*What to work on*: Pick out every line that holds the string "Switching" and copy it.

*Task inputs*:
════════════════

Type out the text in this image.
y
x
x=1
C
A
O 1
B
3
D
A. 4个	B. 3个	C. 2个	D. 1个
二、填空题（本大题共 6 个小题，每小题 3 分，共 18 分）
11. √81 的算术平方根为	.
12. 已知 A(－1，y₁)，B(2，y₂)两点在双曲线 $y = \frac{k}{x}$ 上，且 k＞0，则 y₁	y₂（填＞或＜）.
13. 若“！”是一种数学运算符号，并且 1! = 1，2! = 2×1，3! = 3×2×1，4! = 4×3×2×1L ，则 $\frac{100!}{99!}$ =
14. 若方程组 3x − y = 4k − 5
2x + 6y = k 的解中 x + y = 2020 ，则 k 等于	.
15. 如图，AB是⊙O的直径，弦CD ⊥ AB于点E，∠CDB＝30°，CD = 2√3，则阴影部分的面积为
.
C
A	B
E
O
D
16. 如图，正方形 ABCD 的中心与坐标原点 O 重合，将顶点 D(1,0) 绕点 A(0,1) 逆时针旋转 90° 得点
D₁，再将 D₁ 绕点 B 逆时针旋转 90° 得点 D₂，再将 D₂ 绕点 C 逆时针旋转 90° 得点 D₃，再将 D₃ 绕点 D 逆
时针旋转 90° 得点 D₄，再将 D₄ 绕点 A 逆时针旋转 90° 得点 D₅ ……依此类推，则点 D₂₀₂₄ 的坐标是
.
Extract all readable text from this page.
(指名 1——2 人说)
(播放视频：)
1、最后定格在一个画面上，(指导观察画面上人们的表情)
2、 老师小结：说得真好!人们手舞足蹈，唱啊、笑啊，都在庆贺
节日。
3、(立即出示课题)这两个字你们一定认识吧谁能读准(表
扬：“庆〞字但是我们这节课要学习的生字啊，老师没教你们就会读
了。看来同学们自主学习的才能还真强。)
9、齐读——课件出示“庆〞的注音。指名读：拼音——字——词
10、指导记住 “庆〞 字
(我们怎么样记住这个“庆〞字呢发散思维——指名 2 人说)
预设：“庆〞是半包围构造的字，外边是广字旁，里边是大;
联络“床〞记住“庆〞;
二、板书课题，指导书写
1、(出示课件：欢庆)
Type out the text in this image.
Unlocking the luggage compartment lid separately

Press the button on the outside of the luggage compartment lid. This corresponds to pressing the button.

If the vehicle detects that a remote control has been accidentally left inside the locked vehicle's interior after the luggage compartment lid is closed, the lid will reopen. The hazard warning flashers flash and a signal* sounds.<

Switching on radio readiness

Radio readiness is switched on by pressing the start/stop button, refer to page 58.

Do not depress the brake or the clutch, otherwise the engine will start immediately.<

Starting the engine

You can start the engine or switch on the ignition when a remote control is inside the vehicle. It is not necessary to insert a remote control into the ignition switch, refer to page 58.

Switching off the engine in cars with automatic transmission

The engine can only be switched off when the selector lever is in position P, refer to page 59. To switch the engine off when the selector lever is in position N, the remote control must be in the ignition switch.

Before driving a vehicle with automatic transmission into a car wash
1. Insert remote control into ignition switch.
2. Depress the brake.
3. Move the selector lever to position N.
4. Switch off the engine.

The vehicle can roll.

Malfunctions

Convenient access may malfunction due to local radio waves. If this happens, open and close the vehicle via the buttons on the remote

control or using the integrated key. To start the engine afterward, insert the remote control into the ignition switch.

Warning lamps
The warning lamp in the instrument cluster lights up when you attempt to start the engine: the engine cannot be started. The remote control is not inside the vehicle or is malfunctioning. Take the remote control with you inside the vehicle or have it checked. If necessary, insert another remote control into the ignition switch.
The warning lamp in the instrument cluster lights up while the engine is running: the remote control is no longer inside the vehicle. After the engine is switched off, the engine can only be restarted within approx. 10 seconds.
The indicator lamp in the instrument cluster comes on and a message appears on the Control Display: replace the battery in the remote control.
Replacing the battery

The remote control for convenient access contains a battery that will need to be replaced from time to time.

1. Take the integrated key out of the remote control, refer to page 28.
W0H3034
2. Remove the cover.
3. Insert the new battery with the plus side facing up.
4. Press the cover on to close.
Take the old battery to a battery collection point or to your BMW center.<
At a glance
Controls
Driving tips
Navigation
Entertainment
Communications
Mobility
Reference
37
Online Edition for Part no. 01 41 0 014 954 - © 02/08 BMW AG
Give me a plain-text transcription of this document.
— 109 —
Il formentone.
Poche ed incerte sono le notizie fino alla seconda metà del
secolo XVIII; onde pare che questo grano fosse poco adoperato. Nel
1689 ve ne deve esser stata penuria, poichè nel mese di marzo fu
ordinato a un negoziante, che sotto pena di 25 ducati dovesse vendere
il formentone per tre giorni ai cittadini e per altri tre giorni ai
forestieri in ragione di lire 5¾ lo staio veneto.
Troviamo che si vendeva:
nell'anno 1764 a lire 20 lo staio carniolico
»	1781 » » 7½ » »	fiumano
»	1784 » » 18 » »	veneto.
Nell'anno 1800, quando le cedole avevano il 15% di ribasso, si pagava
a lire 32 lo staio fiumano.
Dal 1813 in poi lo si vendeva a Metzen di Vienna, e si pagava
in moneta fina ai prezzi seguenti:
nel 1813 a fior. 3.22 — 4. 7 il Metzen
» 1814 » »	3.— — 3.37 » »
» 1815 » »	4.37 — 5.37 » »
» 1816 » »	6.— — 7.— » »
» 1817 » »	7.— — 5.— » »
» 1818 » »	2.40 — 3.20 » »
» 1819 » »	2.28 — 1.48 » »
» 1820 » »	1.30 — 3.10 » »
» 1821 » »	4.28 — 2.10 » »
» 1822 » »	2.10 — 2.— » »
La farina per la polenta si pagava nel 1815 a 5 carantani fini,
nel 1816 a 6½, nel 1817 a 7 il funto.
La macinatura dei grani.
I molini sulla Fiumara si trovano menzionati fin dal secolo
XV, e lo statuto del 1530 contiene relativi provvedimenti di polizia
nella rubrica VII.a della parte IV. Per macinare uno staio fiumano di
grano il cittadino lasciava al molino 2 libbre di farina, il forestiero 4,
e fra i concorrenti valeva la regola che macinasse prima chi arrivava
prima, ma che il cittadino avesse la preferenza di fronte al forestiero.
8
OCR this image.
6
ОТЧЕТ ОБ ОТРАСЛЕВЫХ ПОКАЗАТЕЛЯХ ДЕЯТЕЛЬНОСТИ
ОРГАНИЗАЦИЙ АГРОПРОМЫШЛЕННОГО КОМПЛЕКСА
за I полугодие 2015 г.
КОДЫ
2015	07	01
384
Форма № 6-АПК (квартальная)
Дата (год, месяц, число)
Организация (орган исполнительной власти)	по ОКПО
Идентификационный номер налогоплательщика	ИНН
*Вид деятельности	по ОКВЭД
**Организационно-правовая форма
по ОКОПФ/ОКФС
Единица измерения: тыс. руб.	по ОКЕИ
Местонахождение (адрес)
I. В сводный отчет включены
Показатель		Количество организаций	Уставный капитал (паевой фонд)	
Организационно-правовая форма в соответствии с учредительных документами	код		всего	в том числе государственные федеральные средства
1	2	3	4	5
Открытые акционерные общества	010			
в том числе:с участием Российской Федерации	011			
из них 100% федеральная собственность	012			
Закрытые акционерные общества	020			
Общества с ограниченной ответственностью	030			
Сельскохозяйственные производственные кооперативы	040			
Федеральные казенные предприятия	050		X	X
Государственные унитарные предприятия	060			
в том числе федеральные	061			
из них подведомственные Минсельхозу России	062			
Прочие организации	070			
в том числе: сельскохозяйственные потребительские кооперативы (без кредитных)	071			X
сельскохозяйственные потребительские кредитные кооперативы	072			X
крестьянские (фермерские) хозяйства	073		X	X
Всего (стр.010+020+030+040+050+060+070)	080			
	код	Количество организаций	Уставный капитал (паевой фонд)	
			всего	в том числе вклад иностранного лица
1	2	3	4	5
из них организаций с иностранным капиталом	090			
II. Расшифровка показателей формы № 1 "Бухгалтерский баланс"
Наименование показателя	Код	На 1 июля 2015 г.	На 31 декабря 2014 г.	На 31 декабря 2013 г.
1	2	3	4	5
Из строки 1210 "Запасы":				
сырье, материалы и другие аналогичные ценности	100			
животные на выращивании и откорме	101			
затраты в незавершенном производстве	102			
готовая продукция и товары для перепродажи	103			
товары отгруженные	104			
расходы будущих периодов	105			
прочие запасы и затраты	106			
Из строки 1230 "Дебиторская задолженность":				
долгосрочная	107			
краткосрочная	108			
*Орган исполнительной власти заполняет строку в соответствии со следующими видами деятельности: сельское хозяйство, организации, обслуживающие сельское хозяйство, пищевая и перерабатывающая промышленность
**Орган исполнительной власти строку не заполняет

════════════════

*Expected answer*:
Switching on radio readiness
Switching off the engine in cars with automatic transmission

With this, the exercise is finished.